start EXCERPTED TEXT
- Born: Sara Lalama February 14, 1993 (age 33) Constantine, Algeria
- Education: Ecole De Musique Toulon Initiation
- Occupation: Actress
- Years active: 2013–present
- Notable work: Hob Fi Kafas El Itiham

= Sara Lalama =

Algerian actress

Sara Lalama (born 14 February 1993), is an Algerian actress. She had roles in the television serials Masha'er, Le rendez-vous and Hob Fi Kafas El Itiham.

==Personal life==
She was born on 14 February 1993 in Constantine, Algeria.

==Career==
She began her career in France Theater. She trained cinema at the Toulon Regional Conservatory (Ecole De Musique Toulon Initiation), France for four years. In 2013, she made her maiden television role in the soap opera Asrar el Madi aired on Algeria 3. With the success of the serial, she was invited to act in the comedy series La Classe in 2014. In the serial, she played the role of 'Nourhane'. Then, in 2015, Lalama played the leading role of 'Yasmine' in the television serial Hob Fi Kafas El Itiham, directed by Bachir Sellami.
end EXCERPTED TEXT
start DATA ENTRIES
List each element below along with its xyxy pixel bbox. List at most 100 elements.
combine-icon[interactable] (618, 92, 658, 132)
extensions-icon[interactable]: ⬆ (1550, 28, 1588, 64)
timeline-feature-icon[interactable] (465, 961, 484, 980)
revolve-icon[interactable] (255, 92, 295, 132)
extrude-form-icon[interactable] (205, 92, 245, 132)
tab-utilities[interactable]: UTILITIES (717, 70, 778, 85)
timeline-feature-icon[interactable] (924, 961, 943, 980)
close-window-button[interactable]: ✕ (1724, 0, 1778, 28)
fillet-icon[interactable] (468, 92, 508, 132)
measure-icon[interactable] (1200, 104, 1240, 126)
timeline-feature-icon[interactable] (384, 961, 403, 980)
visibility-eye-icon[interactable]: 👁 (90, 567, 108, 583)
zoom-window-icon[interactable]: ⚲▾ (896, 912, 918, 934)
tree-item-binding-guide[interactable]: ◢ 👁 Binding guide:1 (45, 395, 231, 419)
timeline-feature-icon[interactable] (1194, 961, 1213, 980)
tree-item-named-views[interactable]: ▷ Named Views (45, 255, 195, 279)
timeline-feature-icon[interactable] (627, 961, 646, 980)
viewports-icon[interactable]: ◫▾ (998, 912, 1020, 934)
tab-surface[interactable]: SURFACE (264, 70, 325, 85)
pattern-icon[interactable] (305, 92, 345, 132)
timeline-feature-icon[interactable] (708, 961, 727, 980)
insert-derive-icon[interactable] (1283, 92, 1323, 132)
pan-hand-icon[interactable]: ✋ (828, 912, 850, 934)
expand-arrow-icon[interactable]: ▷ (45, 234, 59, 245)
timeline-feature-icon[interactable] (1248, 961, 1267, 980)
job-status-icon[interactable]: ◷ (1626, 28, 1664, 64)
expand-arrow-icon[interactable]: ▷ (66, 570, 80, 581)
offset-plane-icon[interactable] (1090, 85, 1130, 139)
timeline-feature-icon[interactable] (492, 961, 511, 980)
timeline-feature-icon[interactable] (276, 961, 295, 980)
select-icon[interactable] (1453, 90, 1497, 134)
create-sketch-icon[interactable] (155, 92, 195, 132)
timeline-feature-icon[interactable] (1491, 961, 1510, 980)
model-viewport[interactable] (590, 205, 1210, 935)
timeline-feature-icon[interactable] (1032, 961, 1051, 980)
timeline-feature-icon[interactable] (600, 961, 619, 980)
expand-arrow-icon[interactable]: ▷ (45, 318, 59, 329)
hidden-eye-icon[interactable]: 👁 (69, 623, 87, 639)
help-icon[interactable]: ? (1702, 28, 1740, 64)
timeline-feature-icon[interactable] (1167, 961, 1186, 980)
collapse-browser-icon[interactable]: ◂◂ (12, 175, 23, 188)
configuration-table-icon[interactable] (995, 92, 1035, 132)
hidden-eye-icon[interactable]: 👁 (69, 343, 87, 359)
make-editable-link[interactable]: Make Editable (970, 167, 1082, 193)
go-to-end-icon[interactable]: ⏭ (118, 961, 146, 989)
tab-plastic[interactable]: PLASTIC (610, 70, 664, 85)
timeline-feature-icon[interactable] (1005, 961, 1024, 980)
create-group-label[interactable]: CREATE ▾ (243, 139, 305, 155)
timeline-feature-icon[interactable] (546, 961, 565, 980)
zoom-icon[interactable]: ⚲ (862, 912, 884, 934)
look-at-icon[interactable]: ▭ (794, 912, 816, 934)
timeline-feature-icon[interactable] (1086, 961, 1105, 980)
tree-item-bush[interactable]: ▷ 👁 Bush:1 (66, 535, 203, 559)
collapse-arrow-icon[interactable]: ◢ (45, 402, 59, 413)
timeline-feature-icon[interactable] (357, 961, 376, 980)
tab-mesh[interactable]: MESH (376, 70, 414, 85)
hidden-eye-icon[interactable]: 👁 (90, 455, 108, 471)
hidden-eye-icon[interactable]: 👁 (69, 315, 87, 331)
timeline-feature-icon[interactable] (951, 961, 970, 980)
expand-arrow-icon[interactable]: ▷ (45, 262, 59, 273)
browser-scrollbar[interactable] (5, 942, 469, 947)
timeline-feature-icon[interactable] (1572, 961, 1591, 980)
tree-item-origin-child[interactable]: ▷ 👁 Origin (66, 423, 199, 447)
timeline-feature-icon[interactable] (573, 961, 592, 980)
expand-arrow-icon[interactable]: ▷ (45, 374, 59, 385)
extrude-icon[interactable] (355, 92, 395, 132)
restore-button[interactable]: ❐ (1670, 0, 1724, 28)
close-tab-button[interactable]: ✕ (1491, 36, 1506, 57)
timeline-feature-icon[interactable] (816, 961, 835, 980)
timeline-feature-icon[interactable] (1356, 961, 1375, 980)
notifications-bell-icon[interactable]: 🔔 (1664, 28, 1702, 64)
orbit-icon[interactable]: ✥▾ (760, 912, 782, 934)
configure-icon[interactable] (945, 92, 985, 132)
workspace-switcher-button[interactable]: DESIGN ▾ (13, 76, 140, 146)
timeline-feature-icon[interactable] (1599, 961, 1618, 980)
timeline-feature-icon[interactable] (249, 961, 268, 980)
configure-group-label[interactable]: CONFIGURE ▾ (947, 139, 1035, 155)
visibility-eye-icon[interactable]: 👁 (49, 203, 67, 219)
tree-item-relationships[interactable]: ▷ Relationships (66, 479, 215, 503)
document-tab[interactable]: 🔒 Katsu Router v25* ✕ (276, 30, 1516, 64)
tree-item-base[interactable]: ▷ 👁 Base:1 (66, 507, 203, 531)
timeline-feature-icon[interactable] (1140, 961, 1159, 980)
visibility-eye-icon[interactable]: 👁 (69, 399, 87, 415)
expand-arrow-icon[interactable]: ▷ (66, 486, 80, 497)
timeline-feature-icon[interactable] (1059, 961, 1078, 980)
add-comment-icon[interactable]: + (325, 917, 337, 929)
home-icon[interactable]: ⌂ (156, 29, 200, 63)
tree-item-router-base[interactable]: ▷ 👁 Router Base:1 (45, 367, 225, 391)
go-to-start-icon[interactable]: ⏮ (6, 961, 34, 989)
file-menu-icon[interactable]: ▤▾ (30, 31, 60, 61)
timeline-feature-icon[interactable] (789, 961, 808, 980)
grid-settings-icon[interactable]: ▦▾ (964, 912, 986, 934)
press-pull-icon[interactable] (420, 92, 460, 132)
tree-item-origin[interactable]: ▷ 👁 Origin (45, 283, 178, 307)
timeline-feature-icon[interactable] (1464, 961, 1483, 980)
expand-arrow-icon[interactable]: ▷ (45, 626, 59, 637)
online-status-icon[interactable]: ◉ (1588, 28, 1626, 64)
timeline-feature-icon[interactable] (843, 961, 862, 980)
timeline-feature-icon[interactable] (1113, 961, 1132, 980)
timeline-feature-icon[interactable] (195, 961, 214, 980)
end DATA ENTRIES
## PROBLEM TO SOLVE
Rewrite as a bulleted list the paragraph of the Sara Lalama text that begins "She began her career in France Theater," keeping its main facts.

## COMPLETED EXERCISE
- Began her career in France Theater.
- Trained in cinema for four years at the Toulon Regional Conservatory (Ecole De Musique Toulon Initiation) in France.
- 2013: First television role, in the soap opera Asrar el Madi on Algeria 3.
- 2014: After that serial's success, was invited to act in the comedy series La Classe, playing 'Nourhane'.
- 2015: Played the leading role of 'Yasmine' in the television serial Hob Fi Kafas El Itiham, directed by Bachir Sellami.